Try it: Using the records below, reproduce exactly the lines from the one containing "Read all visible content and emit it as JSON." through the end, and nothing more; skip the images.

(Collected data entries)

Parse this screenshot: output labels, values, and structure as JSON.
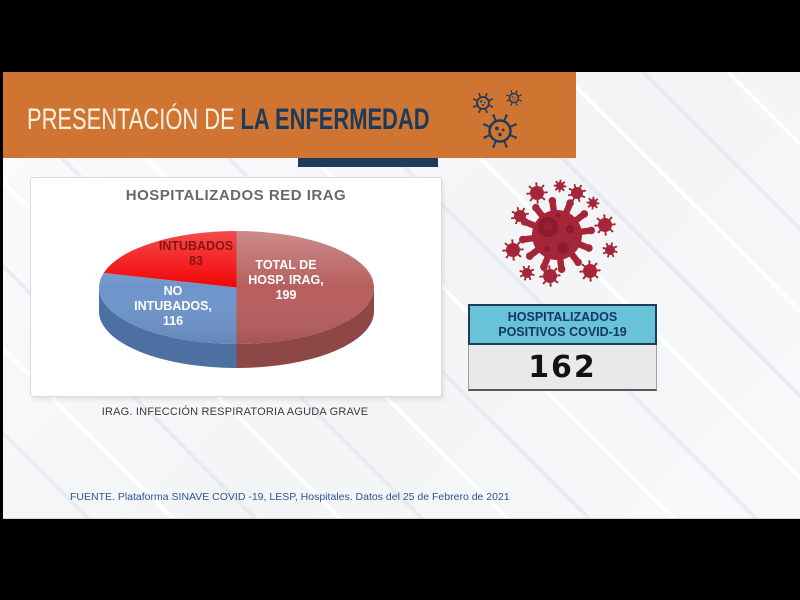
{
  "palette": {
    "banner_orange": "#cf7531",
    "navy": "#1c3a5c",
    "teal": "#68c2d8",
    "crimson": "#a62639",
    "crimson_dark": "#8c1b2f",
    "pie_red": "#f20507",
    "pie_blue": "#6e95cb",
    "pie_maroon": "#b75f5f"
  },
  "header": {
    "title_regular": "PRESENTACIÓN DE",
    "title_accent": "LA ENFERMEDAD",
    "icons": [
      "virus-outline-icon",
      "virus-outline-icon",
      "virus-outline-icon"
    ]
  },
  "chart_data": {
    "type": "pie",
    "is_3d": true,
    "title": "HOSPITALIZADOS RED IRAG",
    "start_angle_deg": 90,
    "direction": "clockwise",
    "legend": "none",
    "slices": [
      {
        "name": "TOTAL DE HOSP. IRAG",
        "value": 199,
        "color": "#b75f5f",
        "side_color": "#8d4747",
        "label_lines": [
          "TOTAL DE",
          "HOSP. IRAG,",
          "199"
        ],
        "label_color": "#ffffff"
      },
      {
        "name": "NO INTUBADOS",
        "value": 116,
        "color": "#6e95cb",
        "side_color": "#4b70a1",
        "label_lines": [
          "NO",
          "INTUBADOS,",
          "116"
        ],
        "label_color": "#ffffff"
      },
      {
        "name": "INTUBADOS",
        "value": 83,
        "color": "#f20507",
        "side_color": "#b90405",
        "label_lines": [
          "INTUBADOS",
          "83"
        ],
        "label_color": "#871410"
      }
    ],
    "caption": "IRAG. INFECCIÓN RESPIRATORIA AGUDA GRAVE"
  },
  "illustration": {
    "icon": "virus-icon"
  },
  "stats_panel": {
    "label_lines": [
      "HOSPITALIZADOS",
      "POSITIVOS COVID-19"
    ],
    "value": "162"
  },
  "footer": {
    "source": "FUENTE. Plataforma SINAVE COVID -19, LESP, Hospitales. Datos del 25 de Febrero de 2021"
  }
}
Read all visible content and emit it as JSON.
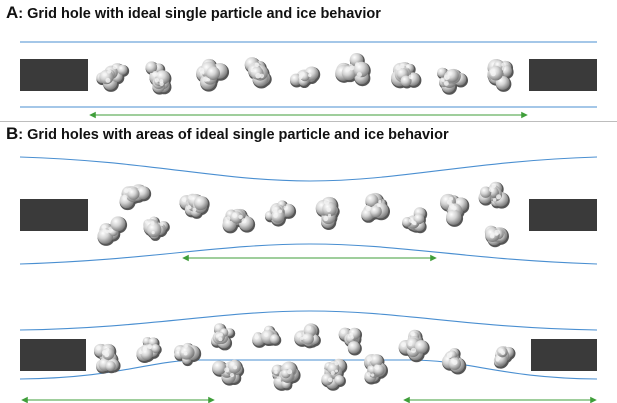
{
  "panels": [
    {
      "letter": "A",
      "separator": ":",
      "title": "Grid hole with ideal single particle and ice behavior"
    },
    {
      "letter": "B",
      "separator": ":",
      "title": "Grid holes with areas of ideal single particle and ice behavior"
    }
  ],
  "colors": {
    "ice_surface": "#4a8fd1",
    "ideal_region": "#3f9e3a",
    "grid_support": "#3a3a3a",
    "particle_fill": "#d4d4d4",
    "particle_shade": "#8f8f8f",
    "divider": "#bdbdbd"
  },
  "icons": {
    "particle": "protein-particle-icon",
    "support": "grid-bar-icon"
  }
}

Final answer:
Read all visible content and emit it as JSON.
{
  "panels": [
    {
      "letter": "A",
      "separator": ":",
      "title": "Grid hole with ideal single particle and ice behavior"
    },
    {
      "letter": "B",
      "separator": ":",
      "title": "Grid holes with areas of ideal single particle and ice behavior"
    }
  ],
  "colors": {
    "ice_surface": "#4a8fd1",
    "ideal_region": "#3f9e3a",
    "grid_support": "#3a3a3a",
    "particle_fill": "#d4d4d4",
    "particle_shade": "#8f8f8f",
    "divider": "#bdbdbd"
  },
  "icons": {
    "particle": "protein-particle-icon",
    "support": "grid-bar-icon"
  }
}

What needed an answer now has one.